Your task: Rewrite the items below, replacing every "push-button" with "command-button" and keeping everything else the same.
##### Material shown #####
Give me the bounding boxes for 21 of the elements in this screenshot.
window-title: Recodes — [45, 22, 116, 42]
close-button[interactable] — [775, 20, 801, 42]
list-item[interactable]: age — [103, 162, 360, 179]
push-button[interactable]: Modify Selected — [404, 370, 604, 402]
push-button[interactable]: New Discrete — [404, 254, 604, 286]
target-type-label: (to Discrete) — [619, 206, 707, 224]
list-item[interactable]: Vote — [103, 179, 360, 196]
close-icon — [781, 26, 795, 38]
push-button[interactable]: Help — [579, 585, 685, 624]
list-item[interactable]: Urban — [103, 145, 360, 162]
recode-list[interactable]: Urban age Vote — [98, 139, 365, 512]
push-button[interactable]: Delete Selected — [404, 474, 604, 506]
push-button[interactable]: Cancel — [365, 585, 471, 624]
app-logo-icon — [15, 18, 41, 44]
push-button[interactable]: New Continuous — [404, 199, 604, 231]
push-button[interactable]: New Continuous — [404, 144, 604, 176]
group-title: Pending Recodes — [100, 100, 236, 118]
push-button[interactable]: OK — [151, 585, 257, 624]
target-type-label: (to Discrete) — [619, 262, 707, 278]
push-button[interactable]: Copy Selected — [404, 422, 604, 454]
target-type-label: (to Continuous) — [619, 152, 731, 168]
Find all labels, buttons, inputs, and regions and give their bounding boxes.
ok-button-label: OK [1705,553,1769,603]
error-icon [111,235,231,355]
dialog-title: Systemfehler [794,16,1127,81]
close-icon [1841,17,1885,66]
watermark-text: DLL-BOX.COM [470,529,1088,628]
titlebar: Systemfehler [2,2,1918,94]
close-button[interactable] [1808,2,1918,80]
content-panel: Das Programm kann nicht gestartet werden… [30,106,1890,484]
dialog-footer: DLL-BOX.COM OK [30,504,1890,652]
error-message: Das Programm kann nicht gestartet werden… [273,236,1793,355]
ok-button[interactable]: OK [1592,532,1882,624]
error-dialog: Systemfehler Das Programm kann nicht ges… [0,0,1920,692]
#####
Full solution:
Give me the bounding boxes for 21 of the elements in this screenshot.
window-title: Recodes — [45, 22, 116, 42]
close-button[interactable] — [775, 20, 801, 42]
list-item[interactable]: age — [103, 162, 360, 179]
command-button[interactable]: Modify Selected — [404, 370, 604, 402]
command-button[interactable]: New Discrete — [404, 254, 604, 286]
target-type-label: (to Discrete) — [619, 206, 707, 224]
list-item[interactable]: Vote — [103, 179, 360, 196]
close-icon — [781, 26, 795, 38]
command-button[interactable]: Help — [579, 585, 685, 624]
list-item[interactable]: Urban — [103, 145, 360, 162]
recode-list[interactable]: Urban age Vote — [98, 139, 365, 512]
command-button[interactable]: Delete Selected — [404, 474, 604, 506]
command-button[interactable]: Cancel — [365, 585, 471, 624]
app-logo-icon — [15, 18, 41, 44]
command-button[interactable]: New Continuous — [404, 199, 604, 231]
command-button[interactable]: New Continuous — [404, 144, 604, 176]
group-title: Pending Recodes — [100, 100, 236, 118]
command-button[interactable]: OK — [151, 585, 257, 624]
target-type-label: (to Discrete) — [619, 262, 707, 278]
command-button[interactable]: Copy Selected — [404, 422, 604, 454]
target-type-label: (to Continuous) — [619, 152, 731, 168]
Find all labels, buttons, inputs, and regions and give their bounding boxes.
ok-button-label: OK [1705,553,1769,603]
error-icon [111,235,231,355]
dialog-title: Systemfehler [794,16,1127,81]
close-icon [1841,17,1885,66]
watermark-text: DLL-BOX.COM [470,529,1088,628]
titlebar: Systemfehler [2,2,1918,94]
close-button[interactable] [1808,2,1918,80]
content-panel: Das Programm kann nicht gestartet werden… [30,106,1890,484]
dialog-footer: DLL-BOX.COM OK [30,504,1890,652]
error-message: Das Programm kann nicht gestartet werden… [273,236,1793,355]
ok-button[interactable]: OK [1592,532,1882,624]
error-dialog: Systemfehler Das Programm kann nicht ges… [0,0,1920,692]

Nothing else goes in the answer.